> **MATERIAL SUPPLIED**
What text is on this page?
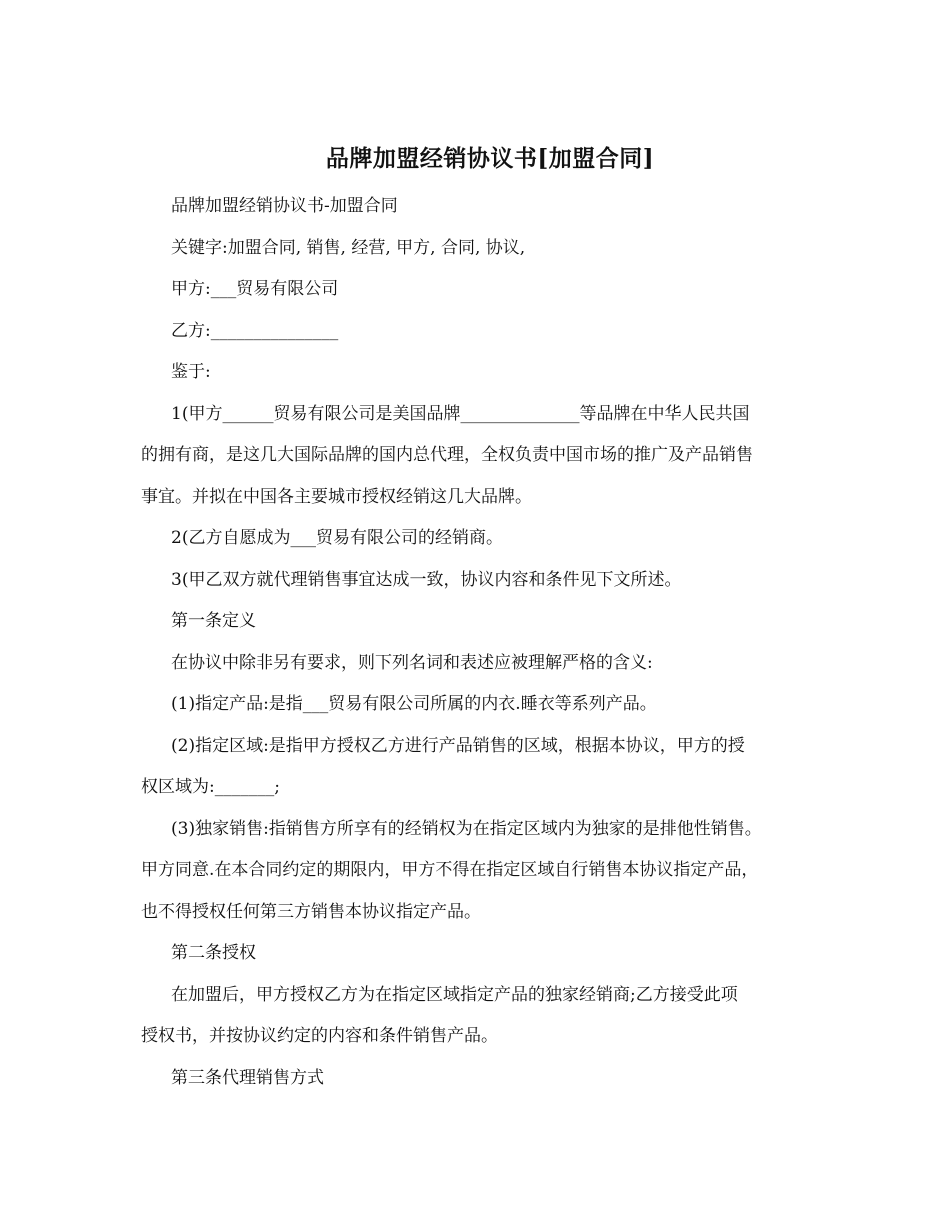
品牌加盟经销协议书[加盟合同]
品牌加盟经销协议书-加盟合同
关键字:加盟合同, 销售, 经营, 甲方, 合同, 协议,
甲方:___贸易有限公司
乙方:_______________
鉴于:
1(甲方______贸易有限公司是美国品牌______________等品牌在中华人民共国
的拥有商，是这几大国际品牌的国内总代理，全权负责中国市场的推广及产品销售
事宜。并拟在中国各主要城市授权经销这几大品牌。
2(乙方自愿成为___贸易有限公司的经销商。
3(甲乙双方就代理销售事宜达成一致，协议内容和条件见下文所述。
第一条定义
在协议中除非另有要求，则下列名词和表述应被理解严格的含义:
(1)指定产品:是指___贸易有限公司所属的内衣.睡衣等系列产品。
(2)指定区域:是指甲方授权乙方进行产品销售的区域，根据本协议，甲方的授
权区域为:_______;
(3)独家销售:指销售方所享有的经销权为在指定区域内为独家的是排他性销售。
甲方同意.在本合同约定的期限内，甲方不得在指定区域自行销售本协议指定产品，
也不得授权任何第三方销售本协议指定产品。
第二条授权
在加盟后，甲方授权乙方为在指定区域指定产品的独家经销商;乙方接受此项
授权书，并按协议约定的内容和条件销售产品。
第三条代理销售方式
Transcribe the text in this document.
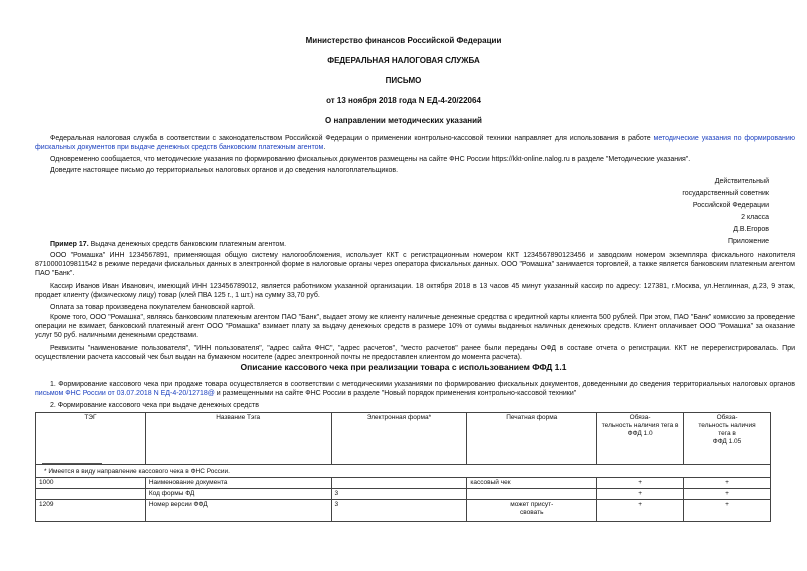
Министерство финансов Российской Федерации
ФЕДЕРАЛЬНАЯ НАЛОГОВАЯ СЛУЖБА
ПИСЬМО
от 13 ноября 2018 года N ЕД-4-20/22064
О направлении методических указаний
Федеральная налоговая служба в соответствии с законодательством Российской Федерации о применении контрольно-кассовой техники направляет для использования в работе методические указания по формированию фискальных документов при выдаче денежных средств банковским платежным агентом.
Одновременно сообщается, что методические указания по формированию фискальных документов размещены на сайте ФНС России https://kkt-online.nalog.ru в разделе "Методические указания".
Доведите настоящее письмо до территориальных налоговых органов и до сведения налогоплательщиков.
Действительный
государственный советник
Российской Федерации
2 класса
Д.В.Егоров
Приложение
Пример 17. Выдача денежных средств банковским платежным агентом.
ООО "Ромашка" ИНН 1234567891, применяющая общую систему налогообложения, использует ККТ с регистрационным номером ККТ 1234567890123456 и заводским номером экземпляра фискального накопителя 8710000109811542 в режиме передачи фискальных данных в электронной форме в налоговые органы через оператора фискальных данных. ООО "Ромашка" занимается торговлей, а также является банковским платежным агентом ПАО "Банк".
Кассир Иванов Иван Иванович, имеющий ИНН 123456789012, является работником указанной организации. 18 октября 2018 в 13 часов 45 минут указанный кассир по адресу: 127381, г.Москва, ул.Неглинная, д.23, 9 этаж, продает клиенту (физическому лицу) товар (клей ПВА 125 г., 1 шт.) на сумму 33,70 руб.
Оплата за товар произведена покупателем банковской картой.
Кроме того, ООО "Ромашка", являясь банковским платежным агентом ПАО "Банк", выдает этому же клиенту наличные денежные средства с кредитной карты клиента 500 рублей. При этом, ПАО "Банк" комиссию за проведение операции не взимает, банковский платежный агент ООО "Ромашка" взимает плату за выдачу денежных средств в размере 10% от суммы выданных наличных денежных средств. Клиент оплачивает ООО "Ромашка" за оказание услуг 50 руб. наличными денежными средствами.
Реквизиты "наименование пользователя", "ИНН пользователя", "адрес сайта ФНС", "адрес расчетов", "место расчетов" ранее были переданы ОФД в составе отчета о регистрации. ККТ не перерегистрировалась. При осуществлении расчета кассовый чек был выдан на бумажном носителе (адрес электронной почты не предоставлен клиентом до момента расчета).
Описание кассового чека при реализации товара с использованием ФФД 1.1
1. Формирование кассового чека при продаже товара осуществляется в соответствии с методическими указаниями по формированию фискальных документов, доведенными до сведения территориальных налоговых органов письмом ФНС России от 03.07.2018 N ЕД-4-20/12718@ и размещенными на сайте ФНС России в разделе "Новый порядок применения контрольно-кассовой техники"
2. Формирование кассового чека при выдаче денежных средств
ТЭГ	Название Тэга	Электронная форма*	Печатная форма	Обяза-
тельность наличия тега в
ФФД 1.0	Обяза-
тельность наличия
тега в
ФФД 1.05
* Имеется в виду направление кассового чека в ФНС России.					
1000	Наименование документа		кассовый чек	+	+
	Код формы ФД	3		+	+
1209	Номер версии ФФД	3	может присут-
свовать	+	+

> **SHORT TASK**
Scan the listing above for the word "Обяза" and copy every line that holds it.

> **FINISHED EXERCISE**
ТЭГ	Название Тэга	Электронная форма*	Печатная форма	Обяза-
ФФД 1.0	Обяза-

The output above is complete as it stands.